PROVIDED RECORDS:
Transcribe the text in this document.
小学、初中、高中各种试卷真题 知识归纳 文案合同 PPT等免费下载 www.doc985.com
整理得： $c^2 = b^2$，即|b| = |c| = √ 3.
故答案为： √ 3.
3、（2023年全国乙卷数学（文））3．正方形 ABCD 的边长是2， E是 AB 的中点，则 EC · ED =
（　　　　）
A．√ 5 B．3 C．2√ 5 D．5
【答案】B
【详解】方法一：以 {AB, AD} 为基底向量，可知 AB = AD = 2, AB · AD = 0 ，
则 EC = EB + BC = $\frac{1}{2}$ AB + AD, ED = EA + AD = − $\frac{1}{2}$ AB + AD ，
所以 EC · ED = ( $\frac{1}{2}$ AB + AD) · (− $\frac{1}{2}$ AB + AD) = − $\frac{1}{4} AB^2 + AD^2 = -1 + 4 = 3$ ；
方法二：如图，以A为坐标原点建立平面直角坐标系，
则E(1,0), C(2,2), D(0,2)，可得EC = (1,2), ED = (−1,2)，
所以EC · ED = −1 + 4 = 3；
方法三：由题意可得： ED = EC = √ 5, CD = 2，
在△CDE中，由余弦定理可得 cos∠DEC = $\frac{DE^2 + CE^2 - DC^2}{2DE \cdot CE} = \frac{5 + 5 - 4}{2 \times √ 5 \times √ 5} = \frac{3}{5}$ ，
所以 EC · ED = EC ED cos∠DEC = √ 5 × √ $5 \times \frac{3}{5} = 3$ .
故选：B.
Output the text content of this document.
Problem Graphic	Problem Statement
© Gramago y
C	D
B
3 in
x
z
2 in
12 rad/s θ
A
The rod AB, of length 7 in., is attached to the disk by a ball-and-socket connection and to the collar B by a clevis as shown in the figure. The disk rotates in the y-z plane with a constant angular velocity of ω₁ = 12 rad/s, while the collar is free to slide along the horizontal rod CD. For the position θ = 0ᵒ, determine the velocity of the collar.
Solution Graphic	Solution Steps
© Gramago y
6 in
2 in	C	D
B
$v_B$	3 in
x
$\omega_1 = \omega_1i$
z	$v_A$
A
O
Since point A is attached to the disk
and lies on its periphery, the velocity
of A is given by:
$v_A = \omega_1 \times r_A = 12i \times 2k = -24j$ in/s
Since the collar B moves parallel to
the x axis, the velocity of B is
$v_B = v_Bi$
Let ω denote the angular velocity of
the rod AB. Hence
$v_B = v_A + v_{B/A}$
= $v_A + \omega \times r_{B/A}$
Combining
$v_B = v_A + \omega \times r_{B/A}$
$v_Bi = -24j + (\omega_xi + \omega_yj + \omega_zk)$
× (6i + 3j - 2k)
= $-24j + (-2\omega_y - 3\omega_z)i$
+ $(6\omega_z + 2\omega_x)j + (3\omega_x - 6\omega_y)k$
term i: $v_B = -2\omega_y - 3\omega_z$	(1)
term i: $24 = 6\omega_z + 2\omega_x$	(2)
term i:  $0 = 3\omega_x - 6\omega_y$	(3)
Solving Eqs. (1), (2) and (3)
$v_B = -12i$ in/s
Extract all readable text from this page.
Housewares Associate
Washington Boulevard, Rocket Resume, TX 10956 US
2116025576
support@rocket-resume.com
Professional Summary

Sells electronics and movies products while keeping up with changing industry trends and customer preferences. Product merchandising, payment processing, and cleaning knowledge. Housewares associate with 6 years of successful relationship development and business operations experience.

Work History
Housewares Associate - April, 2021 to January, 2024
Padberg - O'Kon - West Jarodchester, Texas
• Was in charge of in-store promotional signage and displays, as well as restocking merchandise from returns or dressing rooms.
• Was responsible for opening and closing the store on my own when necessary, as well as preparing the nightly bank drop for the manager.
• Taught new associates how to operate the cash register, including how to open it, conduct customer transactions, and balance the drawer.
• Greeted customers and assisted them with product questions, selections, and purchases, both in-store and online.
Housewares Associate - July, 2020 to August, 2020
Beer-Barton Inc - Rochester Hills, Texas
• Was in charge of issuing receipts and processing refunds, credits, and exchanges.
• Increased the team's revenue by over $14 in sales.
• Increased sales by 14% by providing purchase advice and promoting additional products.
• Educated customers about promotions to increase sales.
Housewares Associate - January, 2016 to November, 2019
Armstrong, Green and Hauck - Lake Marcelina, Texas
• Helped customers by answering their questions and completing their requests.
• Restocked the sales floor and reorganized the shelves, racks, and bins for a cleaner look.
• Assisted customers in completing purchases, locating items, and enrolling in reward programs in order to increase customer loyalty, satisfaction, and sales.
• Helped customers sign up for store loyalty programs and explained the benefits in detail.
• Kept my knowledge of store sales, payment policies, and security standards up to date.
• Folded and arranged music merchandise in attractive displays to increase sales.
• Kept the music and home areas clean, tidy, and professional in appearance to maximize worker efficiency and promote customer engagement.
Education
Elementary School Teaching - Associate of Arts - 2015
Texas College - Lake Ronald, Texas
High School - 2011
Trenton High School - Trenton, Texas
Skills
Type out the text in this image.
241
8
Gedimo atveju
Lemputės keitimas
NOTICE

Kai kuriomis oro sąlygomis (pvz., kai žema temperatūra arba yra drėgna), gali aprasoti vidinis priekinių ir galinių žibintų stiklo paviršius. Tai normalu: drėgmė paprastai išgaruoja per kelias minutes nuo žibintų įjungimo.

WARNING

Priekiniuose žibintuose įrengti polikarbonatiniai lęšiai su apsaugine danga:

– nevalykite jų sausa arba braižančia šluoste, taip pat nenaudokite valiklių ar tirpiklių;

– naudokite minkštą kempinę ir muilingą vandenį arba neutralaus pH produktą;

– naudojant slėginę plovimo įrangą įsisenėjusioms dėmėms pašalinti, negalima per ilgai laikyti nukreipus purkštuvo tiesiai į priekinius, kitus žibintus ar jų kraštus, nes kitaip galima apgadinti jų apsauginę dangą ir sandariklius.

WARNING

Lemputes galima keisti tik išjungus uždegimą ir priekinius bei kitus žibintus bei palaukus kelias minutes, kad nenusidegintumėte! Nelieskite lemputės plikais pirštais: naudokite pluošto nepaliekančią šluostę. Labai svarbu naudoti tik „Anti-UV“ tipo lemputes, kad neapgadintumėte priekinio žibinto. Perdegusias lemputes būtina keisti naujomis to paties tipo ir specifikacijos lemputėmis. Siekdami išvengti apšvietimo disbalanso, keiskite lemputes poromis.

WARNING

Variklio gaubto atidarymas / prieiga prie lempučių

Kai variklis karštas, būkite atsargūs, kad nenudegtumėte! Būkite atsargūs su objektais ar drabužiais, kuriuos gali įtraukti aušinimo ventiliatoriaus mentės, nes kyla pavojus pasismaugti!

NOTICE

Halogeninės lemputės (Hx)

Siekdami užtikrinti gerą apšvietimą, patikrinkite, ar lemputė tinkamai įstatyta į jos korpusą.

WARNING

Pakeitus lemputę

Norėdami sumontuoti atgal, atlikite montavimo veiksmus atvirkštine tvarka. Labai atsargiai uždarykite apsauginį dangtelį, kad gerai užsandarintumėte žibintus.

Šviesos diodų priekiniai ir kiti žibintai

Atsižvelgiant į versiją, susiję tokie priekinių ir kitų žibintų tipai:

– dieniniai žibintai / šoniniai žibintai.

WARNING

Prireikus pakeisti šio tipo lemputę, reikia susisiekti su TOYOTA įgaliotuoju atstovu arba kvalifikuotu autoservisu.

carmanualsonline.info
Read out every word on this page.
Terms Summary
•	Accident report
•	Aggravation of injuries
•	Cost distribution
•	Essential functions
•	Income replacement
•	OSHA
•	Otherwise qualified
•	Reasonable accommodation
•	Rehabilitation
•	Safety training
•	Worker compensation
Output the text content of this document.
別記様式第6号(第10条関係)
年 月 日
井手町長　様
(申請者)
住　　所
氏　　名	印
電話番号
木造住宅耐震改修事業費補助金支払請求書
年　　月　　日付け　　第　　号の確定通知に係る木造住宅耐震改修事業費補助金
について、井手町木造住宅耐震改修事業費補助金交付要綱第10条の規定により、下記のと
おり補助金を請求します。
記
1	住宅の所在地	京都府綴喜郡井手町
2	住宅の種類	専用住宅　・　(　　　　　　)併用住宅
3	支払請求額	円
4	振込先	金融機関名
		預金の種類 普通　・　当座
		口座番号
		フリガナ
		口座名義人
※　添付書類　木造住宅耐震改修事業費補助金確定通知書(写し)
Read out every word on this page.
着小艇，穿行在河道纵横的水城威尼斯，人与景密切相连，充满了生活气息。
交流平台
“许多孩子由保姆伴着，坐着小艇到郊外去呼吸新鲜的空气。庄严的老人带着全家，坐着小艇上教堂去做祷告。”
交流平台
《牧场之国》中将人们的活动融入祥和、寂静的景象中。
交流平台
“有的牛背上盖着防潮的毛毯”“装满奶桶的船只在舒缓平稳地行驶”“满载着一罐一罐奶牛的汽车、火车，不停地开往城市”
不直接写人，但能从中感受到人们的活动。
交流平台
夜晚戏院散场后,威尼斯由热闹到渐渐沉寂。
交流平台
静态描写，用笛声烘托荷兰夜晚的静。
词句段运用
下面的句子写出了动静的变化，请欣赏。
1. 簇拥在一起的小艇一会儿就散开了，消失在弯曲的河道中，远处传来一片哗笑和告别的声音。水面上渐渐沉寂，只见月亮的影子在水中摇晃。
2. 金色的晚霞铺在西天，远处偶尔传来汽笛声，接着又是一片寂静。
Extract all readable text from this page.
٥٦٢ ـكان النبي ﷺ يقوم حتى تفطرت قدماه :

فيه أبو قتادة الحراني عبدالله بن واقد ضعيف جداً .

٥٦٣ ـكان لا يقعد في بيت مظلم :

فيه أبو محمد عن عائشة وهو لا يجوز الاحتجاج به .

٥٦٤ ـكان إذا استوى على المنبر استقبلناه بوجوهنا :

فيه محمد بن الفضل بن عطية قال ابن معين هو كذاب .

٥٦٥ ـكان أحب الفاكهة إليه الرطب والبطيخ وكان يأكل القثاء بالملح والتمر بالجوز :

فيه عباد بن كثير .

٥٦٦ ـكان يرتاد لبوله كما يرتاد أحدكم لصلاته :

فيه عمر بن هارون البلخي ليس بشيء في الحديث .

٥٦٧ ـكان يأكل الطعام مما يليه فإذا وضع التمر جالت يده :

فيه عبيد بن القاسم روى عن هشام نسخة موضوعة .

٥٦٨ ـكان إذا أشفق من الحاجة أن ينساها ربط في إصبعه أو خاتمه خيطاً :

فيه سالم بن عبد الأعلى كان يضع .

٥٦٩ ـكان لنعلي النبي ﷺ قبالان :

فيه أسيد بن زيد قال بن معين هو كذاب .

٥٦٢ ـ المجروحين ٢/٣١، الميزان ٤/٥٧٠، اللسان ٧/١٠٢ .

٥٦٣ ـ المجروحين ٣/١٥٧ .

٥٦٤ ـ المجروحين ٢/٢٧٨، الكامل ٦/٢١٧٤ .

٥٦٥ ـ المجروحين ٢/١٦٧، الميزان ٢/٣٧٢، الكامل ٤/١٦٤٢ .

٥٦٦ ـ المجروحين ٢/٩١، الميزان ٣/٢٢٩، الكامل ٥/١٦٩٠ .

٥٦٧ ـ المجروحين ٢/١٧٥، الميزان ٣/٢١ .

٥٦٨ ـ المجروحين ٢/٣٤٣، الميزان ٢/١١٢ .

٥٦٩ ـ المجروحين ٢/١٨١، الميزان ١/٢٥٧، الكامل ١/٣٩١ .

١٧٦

EXERCISE OBJECTIVE:
Look over the listing. Pull out every line with the string "processing" in it.

WRITTEN SOLUTION:
Sells electronics and movies products while keeping up with changing industry trends and customer preferences. Product merchandising, payment processing, and cleaning knowledge. Housewares associate with 6 years of successful relationship development and business operations experience.
• Was in charge of issuing receipts and processing refunds, credits, and exchanges.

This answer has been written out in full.